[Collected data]
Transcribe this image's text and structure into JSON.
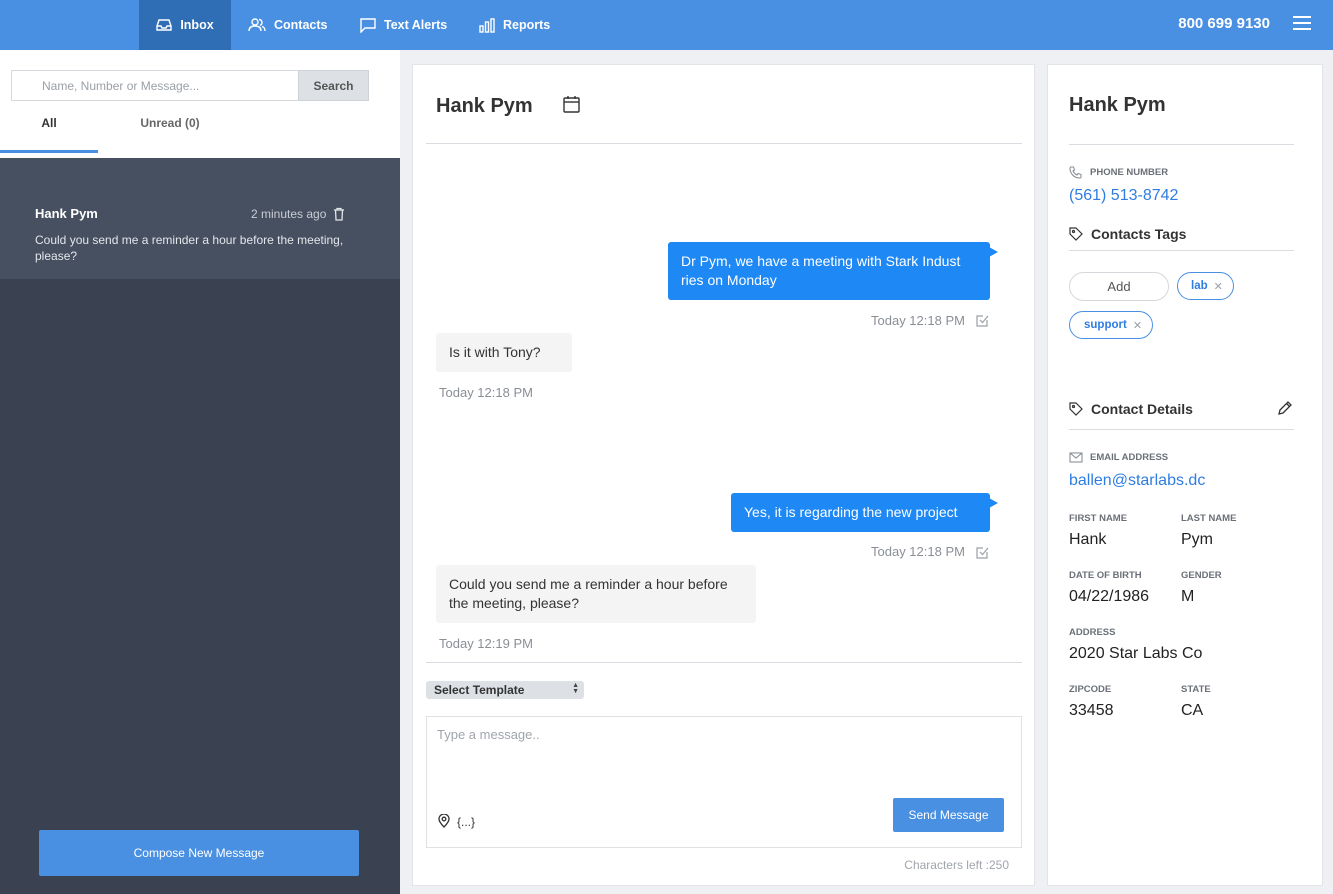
{
  "header": {
    "nav": [
      {
        "label": "Inbox",
        "icon": "inbox-icon"
      },
      {
        "label": "Contacts",
        "icon": "contacts-icon"
      },
      {
        "label": "Text Alerts",
        "icon": "chat-icon"
      },
      {
        "label": "Reports",
        "icon": "bar-chart-icon"
      }
    ],
    "phone": "800 699 9130",
    "accent": "#4a90e2"
  },
  "sidebar": {
    "search": {
      "placeholder": "Name, Number or Message...",
      "button": "Search"
    },
    "tabs": {
      "all": "All",
      "unread": "Unread (0)"
    },
    "conversations": [
      {
        "name": "Hank Pym",
        "time": "2 minutes ago",
        "preview": "Could you send me a reminder a hour before the meeting, please?"
      }
    ],
    "compose": "Compose New Message"
  },
  "chat": {
    "title": "Hank Pym",
    "messages": [
      {
        "direction": "out",
        "text": "Dr Pym, we have a meeting with Stark Indust ries on Monday",
        "time": "Today 12:18 PM"
      },
      {
        "direction": "in",
        "text": "Is it with Tony?",
        "time": "Today 12:18 PM"
      },
      {
        "direction": "out",
        "text": "Yes, it is regarding the new project",
        "time": "Today 12:18 PM"
      },
      {
        "direction": "in",
        "text": "Could you send me a reminder a hour before the meeting, please?",
        "time": "Today 12:19 PM"
      }
    ],
    "template": "Select Template",
    "input_placeholder": "Type a message..",
    "braces": "{...}",
    "send": "Send Message",
    "chars_left": "Characters left :250"
  },
  "contact": {
    "name": "Hank Pym",
    "phone_label": "PHONE NUMBER",
    "phone": "(561) 513-8742",
    "tags_title": "Contacts Tags",
    "tag_add": "Add",
    "tags": [
      "lab",
      "support"
    ],
    "details_title": "Contact Details",
    "email_label": "EMAIL ADDRESS",
    "email": "ballen@starlabs.dc",
    "first_name_label": "FIRST NAME",
    "first_name": "Hank",
    "last_name_label": "LAST NAME",
    "last_name": "Pym",
    "dob_label": "DATE OF BIRTH",
    "dob": "04/22/1986",
    "gender_label": "GENDER",
    "gender": "M",
    "address_label": "ADDRESS",
    "address": "2020 Star Labs Co",
    "zip_label": "ZIPCODE",
    "zip": "33458",
    "state_label": "STATE",
    "state": "CA"
  }
}
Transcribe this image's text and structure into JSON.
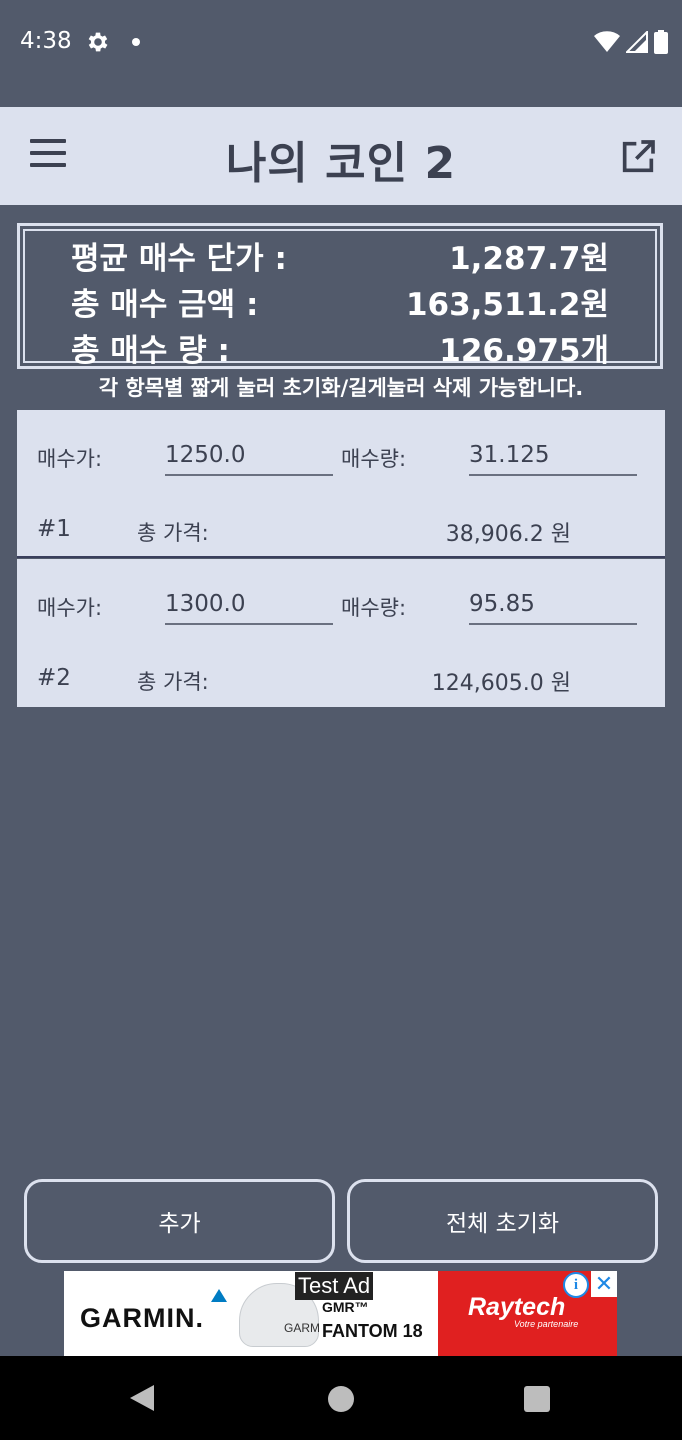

> GOAL OF THE EXERCISE
In the entries above, find every line holding the word "hour" and copy it out.

> COMPLETE OUTPUT
        "preview": "Could you send me a reminder a hour before the meeting, please?"
        "text": "Could you send me a reminder a hour before the meeting, please?",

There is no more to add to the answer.